■ Task description
Word for word, quote the lines from the one containing "What data populates" to the end of the entries below, including both. Leave pictures out.

## start Material provided

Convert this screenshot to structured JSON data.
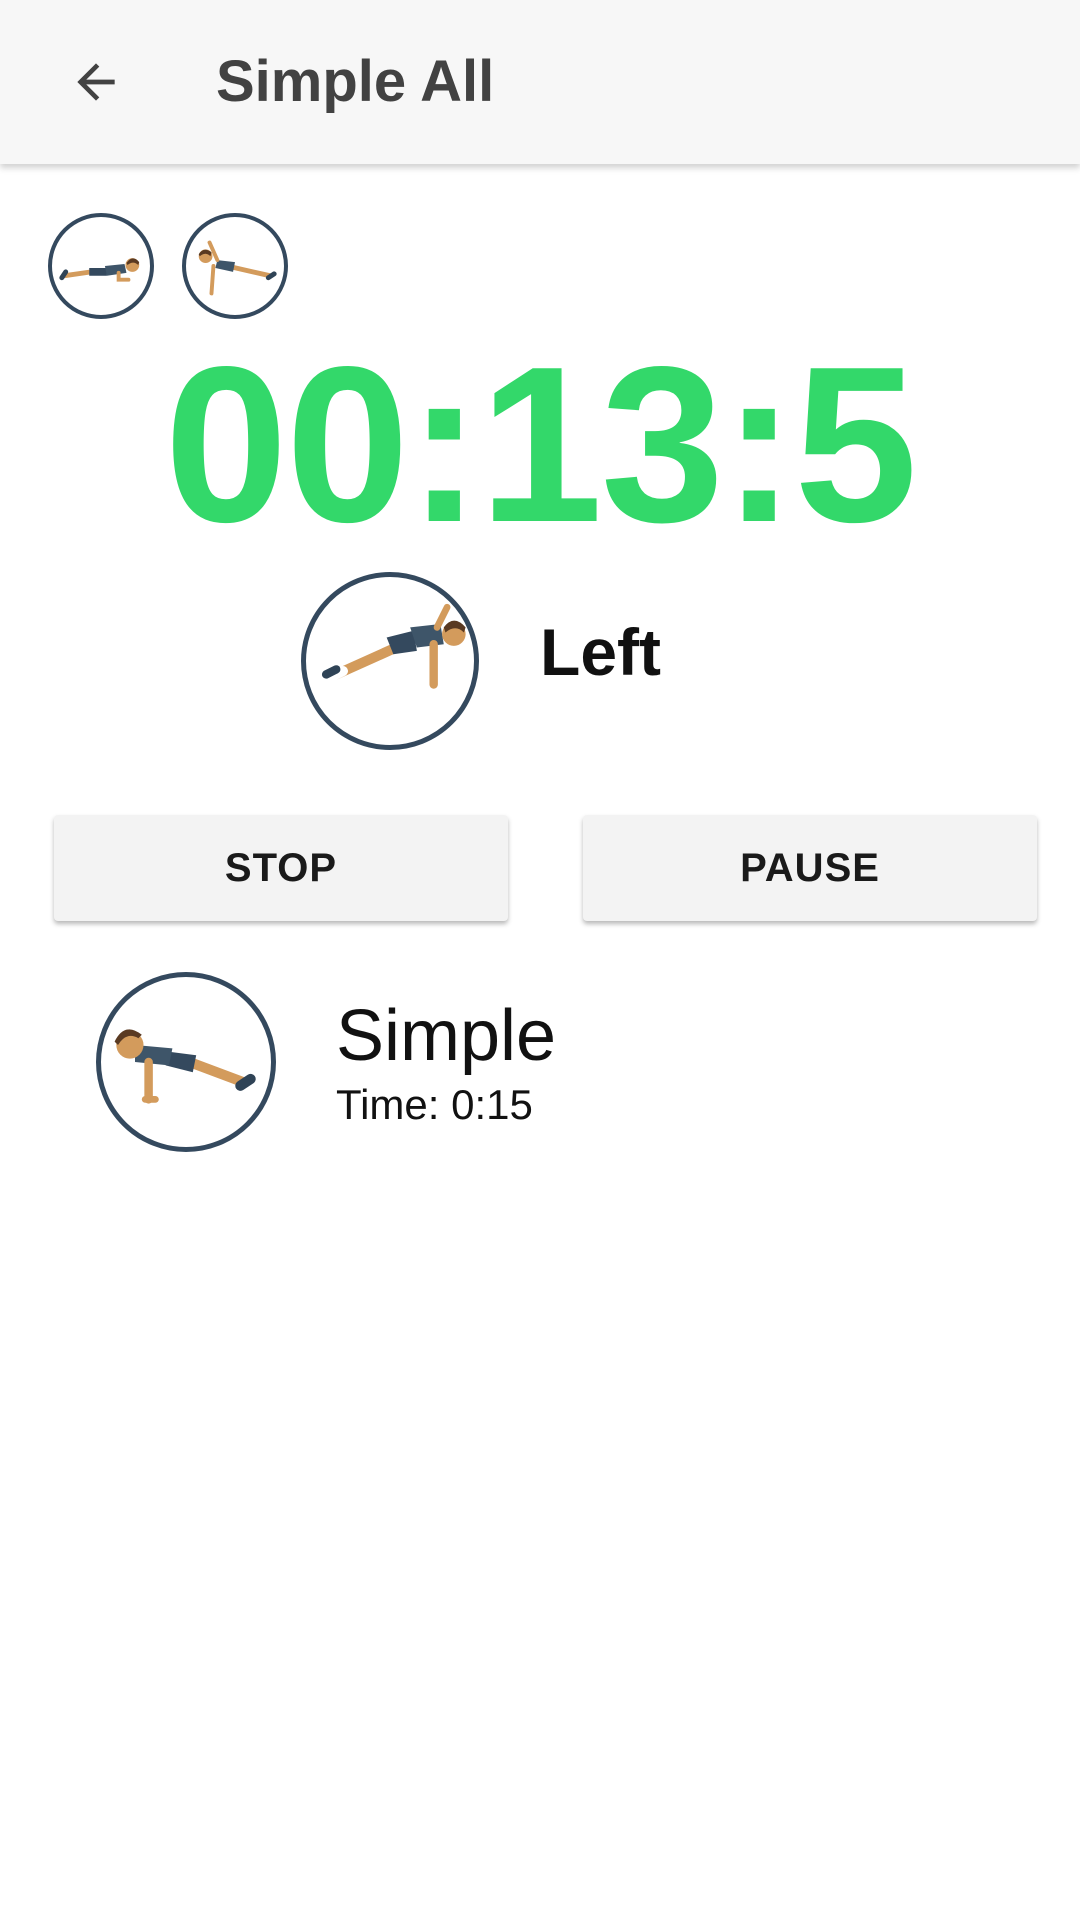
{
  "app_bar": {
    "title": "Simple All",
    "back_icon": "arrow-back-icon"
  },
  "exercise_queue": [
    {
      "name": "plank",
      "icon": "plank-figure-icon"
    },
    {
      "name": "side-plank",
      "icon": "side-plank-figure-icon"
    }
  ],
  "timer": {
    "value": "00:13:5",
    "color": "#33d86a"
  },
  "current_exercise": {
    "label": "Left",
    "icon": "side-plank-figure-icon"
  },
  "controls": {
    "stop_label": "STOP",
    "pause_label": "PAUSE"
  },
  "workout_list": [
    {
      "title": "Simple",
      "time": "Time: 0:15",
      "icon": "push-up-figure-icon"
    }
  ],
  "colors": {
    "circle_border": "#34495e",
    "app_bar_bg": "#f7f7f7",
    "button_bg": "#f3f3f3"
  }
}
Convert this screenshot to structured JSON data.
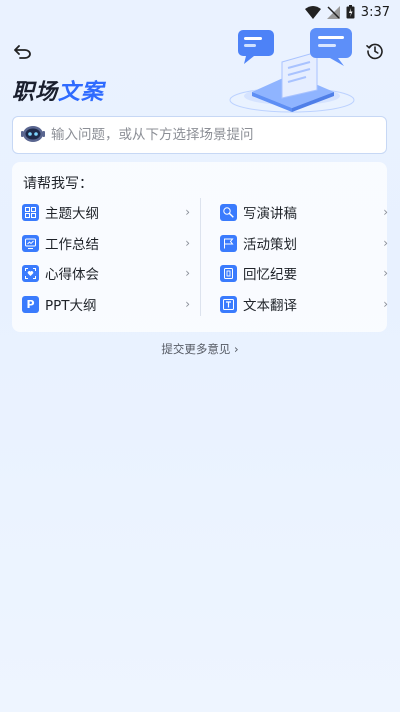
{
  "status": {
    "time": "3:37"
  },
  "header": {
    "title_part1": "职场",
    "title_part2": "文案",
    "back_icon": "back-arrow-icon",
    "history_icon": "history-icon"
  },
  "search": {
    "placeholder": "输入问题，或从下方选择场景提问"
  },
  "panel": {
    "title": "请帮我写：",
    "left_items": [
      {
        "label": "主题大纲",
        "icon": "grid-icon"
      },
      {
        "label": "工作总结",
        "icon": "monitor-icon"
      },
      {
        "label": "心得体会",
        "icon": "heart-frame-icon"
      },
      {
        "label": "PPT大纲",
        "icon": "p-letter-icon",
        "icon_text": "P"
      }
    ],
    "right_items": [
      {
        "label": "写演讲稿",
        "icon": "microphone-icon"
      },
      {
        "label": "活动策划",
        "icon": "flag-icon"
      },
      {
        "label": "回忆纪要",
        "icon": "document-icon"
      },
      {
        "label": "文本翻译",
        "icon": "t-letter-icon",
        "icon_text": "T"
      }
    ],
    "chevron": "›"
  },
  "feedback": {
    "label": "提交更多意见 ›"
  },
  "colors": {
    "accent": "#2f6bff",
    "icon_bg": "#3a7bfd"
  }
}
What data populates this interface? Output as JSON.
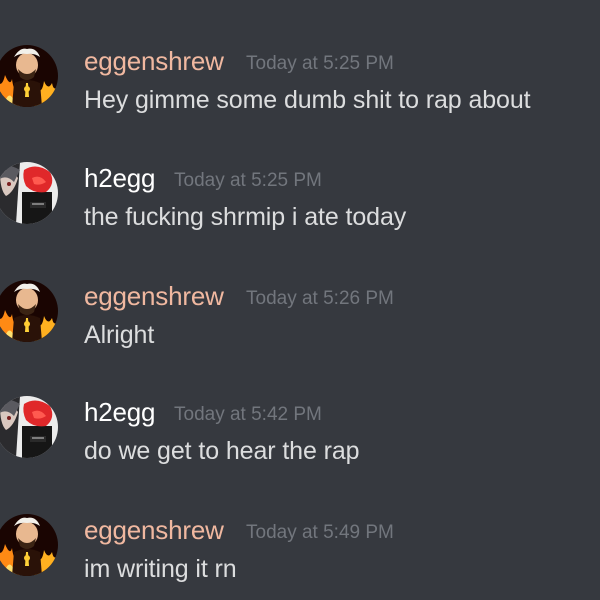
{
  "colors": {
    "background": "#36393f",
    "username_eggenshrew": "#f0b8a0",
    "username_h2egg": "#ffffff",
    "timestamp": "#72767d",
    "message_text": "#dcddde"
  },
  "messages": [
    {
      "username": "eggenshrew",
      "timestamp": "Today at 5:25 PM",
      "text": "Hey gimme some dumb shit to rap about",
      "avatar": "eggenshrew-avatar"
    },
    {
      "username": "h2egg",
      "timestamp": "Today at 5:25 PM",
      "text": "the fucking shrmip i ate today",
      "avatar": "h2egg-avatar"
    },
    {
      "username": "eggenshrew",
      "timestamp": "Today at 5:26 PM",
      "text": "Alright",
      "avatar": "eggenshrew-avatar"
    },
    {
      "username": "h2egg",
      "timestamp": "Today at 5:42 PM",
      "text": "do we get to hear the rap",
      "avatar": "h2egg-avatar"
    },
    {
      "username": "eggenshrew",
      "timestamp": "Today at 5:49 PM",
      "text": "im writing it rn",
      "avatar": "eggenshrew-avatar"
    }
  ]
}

## end Material provided

■ Solution to this problem
What data populates this interface? Output as JSON.
{
  "colors": {
    "background": "#36393f",
    "username_eggenshrew": "#f0b8a0",
    "username_h2egg": "#ffffff",
    "timestamp": "#72767d",
    "message_text": "#dcddde"
  },
  "messages": [
    {
      "username": "eggenshrew",
      "timestamp": "Today at 5:25 PM",
      "text": "Hey gimme some dumb shit to rap about",
      "avatar": "eggenshrew-avatar"
    },
    {
      "username": "h2egg",
      "timestamp": "Today at 5:25 PM",
      "text": "the fucking shrmip i ate today",
      "avatar": "h2egg-avatar"
    },
    {
      "username": "eggenshrew",
      "timestamp": "Today at 5:26 PM",
      "text": "Alright",
      "avatar": "eggenshrew-avatar"
    },
    {
      "username": "h2egg",
      "timestamp": "Today at 5:42 PM",
      "text": "do we get to hear the rap",
      "avatar": "h2egg-avatar"
    },
    {
      "username": "eggenshrew",
      "timestamp": "Today at 5:49 PM",
      "text": "im writing it rn",
      "avatar": "eggenshrew-avatar"
    }
  ]
}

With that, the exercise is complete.